_Directions for this task_.
Please restate the following records word for word.
** BEGIN Provided records **
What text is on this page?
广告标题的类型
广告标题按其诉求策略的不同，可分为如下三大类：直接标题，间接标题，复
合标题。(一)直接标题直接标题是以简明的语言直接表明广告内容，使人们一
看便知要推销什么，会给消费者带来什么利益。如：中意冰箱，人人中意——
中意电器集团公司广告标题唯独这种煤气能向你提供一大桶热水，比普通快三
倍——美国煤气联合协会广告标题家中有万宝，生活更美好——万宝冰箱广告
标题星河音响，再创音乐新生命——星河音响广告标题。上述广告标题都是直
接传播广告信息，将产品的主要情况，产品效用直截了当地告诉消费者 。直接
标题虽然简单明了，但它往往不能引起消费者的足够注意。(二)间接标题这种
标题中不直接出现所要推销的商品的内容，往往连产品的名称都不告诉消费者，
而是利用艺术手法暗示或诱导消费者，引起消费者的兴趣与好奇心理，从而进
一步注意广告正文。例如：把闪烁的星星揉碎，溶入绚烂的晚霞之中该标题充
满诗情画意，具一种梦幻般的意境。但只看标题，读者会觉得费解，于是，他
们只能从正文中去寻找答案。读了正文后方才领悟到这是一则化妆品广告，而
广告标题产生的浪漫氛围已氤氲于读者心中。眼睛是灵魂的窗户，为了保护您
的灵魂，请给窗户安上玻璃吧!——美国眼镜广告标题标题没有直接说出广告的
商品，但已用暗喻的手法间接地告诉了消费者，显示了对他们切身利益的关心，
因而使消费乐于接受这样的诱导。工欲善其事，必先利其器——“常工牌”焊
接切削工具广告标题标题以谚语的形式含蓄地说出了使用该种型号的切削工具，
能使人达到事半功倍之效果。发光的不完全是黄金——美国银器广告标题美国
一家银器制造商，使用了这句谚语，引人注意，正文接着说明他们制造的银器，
** END Provided records **
_In response_.
What text is on this page?
广告标题的类型
广告标题按其诉求策略的不同，可分为如下三大类：直接标题，间接标题，复
合标题。(一)直接标题直接标题是以简明的语言直接表明广告内容，使人们一
看便知要推销什么，会给消费者带来什么利益。如：中意冰箱，人人中意——
中意电器集团公司广告标题唯独这种煤气能向你提供一大桶热水，比普通快三
倍——美国煤气联合协会广告标题家中有万宝，生活更美好——万宝冰箱广告
标题星河音响，再创音乐新生命——星河音响广告标题。上述广告标题都是直
接传播广告信息，将产品的主要情况，产品效用直截了当地告诉消费者 。直接
标题虽然简单明了，但它往往不能引起消费者的足够注意。(二)间接标题这种
标题中不直接出现所要推销的商品的内容，往往连产品的名称都不告诉消费者，
而是利用艺术手法暗示或诱导消费者，引起消费者的兴趣与好奇心理，从而进
一步注意广告正文。例如：把闪烁的星星揉碎，溶入绚烂的晚霞之中该标题充
满诗情画意，具一种梦幻般的意境。但只看标题，读者会觉得费解，于是，他
们只能从正文中去寻找答案。读了正文后方才领悟到这是一则化妆品广告，而
广告标题产生的浪漫氛围已氤氲于读者心中。眼睛是灵魂的窗户，为了保护您
的灵魂，请给窗户安上玻璃吧!——美国眼镜广告标题标题没有直接说出广告的
商品，但已用暗喻的手法间接地告诉了消费者，显示了对他们切身利益的关心，
因而使消费乐于接受这样的诱导。工欲善其事，必先利其器——“常工牌”焊
接切削工具广告标题标题以谚语的形式含蓄地说出了使用该种型号的切削工具，
能使人达到事半功倍之效果。发光的不完全是黄金——美国银器广告标题美国
一家银器制造商，使用了这句谚语，引人注意，正文接着说明他们制造的银器，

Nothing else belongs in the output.